Objective: Copy out the listing that follows, exactly, without its pictures.

Figure content listings:
● ● ●
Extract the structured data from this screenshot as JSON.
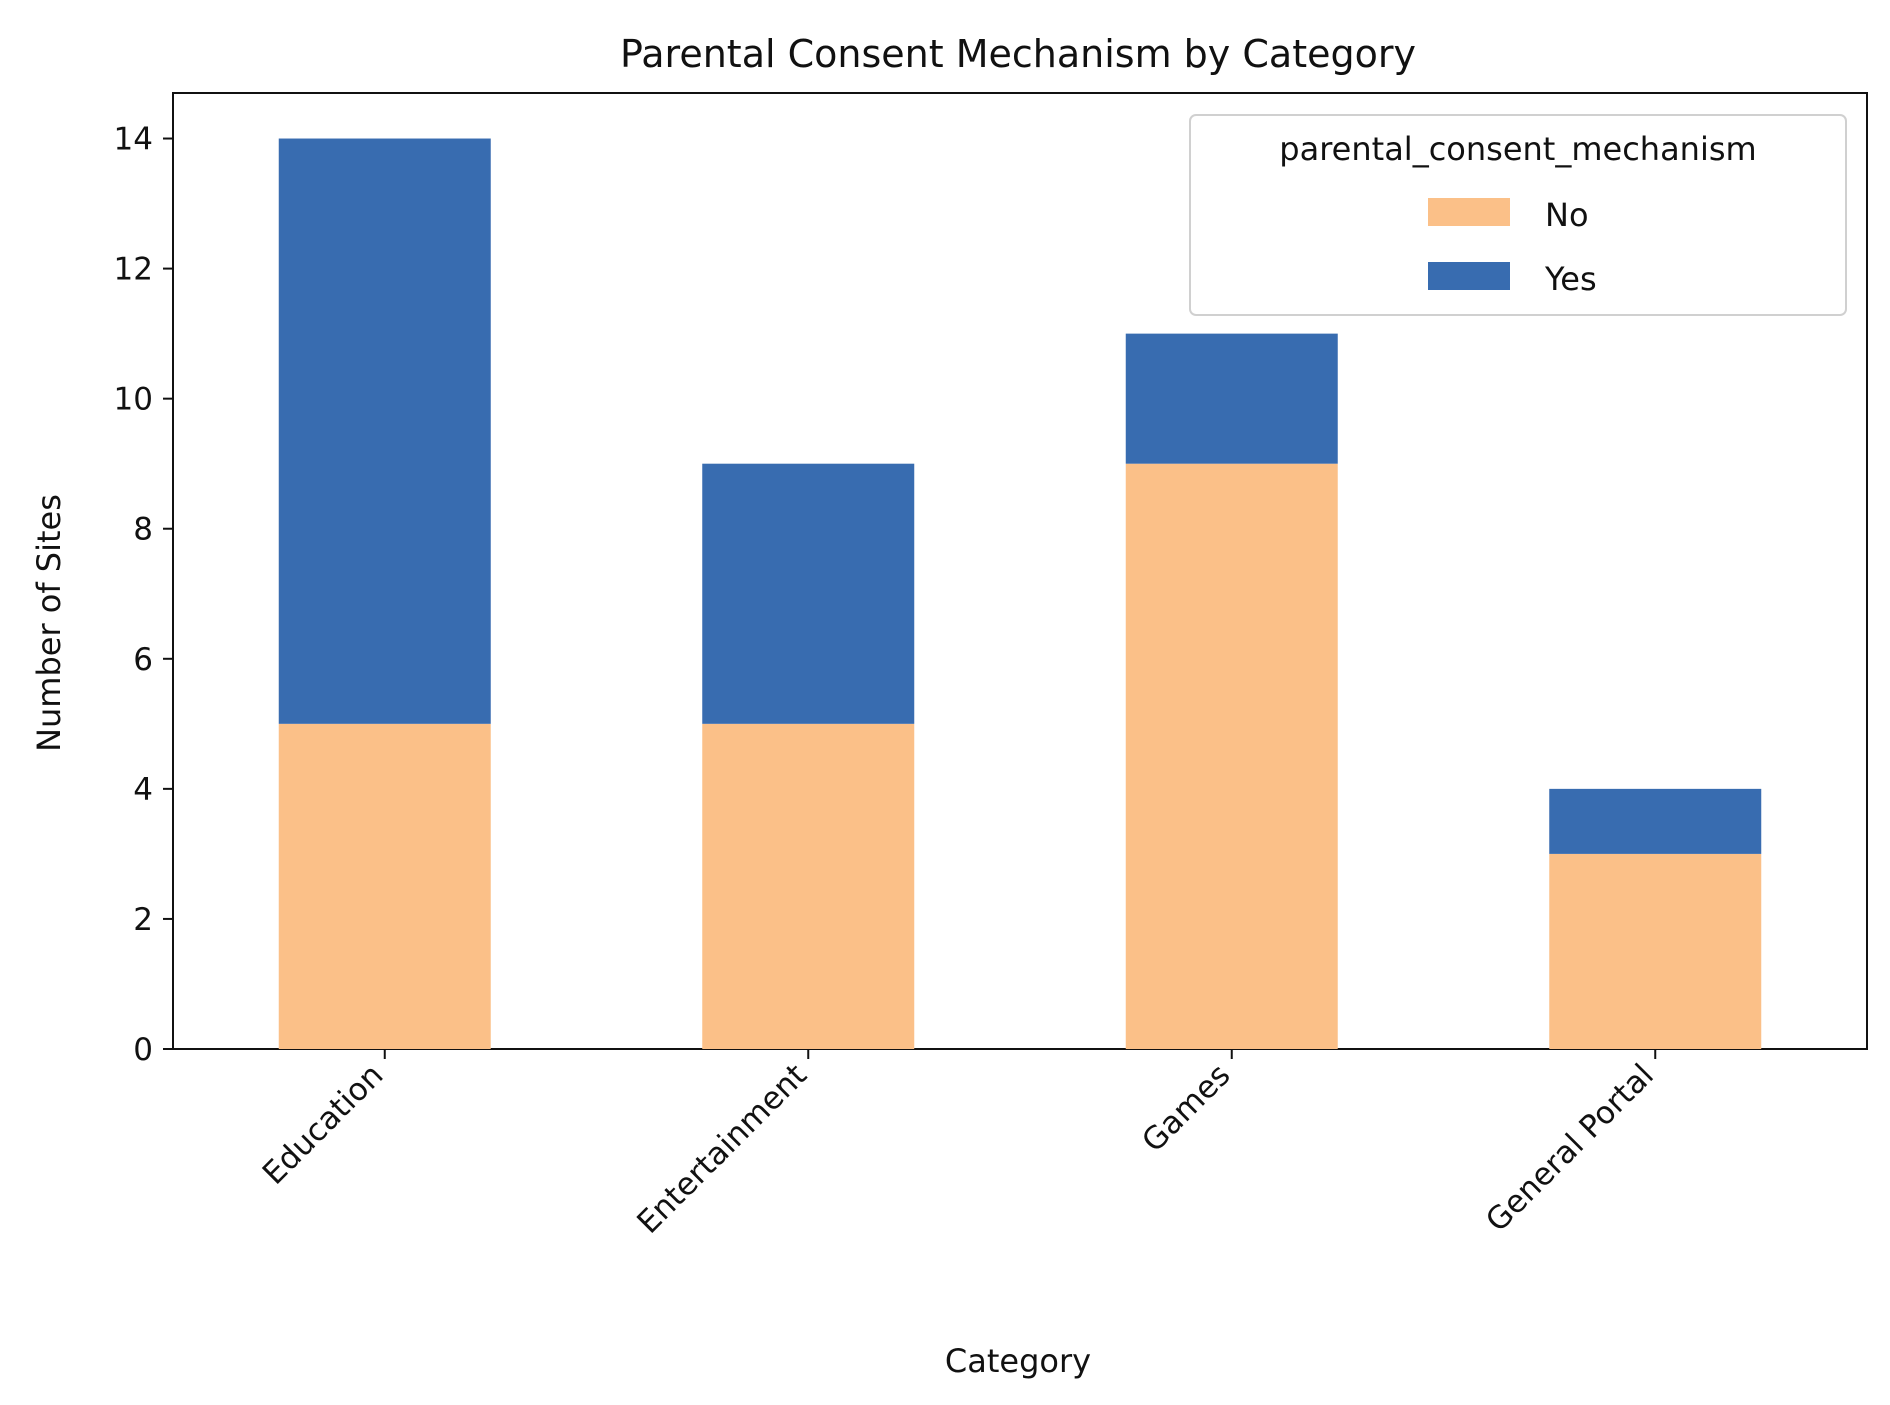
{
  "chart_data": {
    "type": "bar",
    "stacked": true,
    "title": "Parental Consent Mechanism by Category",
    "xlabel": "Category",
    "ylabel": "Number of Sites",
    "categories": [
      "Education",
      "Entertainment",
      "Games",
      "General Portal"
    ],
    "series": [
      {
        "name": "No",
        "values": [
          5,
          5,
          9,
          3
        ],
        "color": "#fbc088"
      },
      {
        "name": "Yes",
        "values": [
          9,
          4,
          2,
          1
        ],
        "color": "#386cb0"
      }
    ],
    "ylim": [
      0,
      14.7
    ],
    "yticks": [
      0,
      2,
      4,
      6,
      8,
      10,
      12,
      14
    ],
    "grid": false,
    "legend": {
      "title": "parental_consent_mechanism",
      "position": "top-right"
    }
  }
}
● ● ●
Result below:
Extract the structured data from this screenshot as JSON.
{
  "chart_data": {
    "type": "bar",
    "stacked": true,
    "title": "Parental Consent Mechanism by Category",
    "xlabel": "Category",
    "ylabel": "Number of Sites",
    "categories": [
      "Education",
      "Entertainment",
      "Games",
      "General Portal"
    ],
    "series": [
      {
        "name": "No",
        "values": [
          5,
          5,
          9,
          3
        ],
        "color": "#fbc088"
      },
      {
        "name": "Yes",
        "values": [
          9,
          4,
          2,
          1
        ],
        "color": "#386cb0"
      }
    ],
    "ylim": [
      0,
      14.7
    ],
    "yticks": [
      0,
      2,
      4,
      6,
      8,
      10,
      12,
      14
    ],
    "grid": false,
    "legend": {
      "title": "parental_consent_mechanism",
      "position": "top-right"
    }
  }
}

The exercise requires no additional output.